**What the task requires:** Retype the material in full, keeping every word the same.

**Records for processing:**
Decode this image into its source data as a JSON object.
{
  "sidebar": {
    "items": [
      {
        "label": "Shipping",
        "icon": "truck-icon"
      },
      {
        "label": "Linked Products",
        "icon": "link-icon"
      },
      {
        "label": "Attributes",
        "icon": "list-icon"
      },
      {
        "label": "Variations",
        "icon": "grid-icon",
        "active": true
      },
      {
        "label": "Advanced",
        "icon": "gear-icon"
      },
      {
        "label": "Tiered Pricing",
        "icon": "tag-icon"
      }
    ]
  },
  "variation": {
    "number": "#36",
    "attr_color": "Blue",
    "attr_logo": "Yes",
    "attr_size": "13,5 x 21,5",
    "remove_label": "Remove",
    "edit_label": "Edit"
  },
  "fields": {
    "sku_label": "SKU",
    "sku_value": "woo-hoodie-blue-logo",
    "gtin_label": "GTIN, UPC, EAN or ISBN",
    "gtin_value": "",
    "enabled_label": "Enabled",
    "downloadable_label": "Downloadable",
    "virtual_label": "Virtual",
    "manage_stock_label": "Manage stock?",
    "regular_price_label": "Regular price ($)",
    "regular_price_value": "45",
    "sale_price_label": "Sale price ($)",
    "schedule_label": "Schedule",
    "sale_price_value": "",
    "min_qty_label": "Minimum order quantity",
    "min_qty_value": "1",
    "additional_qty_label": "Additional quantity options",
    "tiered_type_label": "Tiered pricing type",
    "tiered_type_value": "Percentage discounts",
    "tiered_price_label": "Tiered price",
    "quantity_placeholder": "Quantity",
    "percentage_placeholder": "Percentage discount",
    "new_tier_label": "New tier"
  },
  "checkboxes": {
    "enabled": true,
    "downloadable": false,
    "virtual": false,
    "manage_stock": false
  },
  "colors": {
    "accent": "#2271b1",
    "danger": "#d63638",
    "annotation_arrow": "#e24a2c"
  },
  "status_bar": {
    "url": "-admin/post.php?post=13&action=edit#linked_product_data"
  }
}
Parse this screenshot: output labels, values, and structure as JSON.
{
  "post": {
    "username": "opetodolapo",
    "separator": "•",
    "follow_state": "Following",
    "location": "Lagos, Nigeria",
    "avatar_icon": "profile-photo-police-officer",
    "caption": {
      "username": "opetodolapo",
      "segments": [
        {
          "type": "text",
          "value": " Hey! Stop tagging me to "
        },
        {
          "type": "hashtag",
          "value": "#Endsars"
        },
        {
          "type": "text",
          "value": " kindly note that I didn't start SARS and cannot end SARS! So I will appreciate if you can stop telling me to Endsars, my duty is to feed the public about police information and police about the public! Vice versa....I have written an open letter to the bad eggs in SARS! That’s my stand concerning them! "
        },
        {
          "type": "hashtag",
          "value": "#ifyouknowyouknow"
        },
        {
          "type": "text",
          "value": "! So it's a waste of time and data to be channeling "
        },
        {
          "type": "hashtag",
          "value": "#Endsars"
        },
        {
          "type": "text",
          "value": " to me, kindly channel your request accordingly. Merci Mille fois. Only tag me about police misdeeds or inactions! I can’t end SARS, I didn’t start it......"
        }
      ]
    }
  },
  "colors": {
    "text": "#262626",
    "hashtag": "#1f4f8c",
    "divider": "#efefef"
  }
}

**Solution to this exercise:**
Decode this image into its source data as a JSON object.
{
  "sidebar": {
    "items": [
      {
        "label": "Shipping",
        "icon": "truck-icon"
      },
      {
        "label": "Linked Products",
        "icon": "link-icon"
      },
      {
        "label": "Attributes",
        "icon": "list-icon"
      },
      {
        "label": "Variations",
        "icon": "grid-icon",
        "active": true
      },
      {
        "label": "Advanced",
        "icon": "gear-icon"
      },
      {
        "label": "Tiered Pricing",
        "icon": "tag-icon"
      }
    ]
  },
  "variation": {
    "number": "#36",
    "attr_color": "Blue",
    "attr_logo": "Yes",
    "attr_size": "13,5 x 21,5",
    "remove_label": "Remove",
    "edit_label": "Edit"
  },
  "fields": {
    "sku_label": "SKU",
    "sku_value": "woo-hoodie-blue-logo",
    "gtin_label": "GTIN, UPC, EAN or ISBN",
    "gtin_value": "",
    "enabled_label": "Enabled",
    "downloadable_label": "Downloadable",
    "virtual_label": "Virtual",
    "manage_stock_label": "Manage stock?",
    "regular_price_label": "Regular price ($)",
    "regular_price_value": "45",
    "sale_price_label": "Sale price ($)",
    "schedule_label": "Schedule",
    "sale_price_value": "",
    "min_qty_label": "Minimum order quantity",
    "min_qty_value": "1",
    "additional_qty_label": "Additional quantity options",
    "tiered_type_label": "Tiered pricing type",
    "tiered_type_value": "Percentage discounts",
    "tiered_price_label": "Tiered price",
    "quantity_placeholder": "Quantity",
    "percentage_placeholder": "Percentage discount",
    "new_tier_label": "New tier"
  },
  "checkboxes": {
    "enabled": true,
    "downloadable": false,
    "virtual": false,
    "manage_stock": false
  },
  "colors": {
    "accent": "#2271b1",
    "danger": "#d63638",
    "annotation_arrow": "#e24a2c"
  },
  "status_bar": {
    "url": "-admin/post.php?post=13&action=edit#linked_product_data"
  }
}
Parse this screenshot: output labels, values, and structure as JSON.
{
  "post": {
    "username": "opetodolapo",
    "separator": "•",
    "follow_state": "Following",
    "location": "Lagos, Nigeria",
    "avatar_icon": "profile-photo-police-officer",
    "caption": {
      "username": "opetodolapo",
      "segments": [
        {
          "type": "text",
          "value": " Hey! Stop tagging me to "
        },
        {
          "type": "hashtag",
          "value": "#Endsars"
        },
        {
          "type": "text",
          "value": " kindly note that I didn't start SARS and cannot end SARS! So I will appreciate if you can stop telling me to Endsars, my duty is to feed the public about police information and police about the public! Vice versa....I have written an open letter to the bad eggs in SARS! That’s my stand concerning them! "
        },
        {
          "type": "hashtag",
          "value": "#ifyouknowyouknow"
        },
        {
          "type": "text",
          "value": "! So it's a waste of time and data to be channeling "
        },
        {
          "type": "hashtag",
          "value": "#Endsars"
        },
        {
          "type": "text",
          "value": " to me, kindly channel your request accordingly. Merci Mille fois. Only tag me about police misdeeds or inactions! I can’t end SARS, I didn’t start it......"
        }
      ]
    }
  },
  "colors": {
    "text": "#262626",
    "hashtag": "#1f4f8c",
    "divider": "#efefef"
  }
}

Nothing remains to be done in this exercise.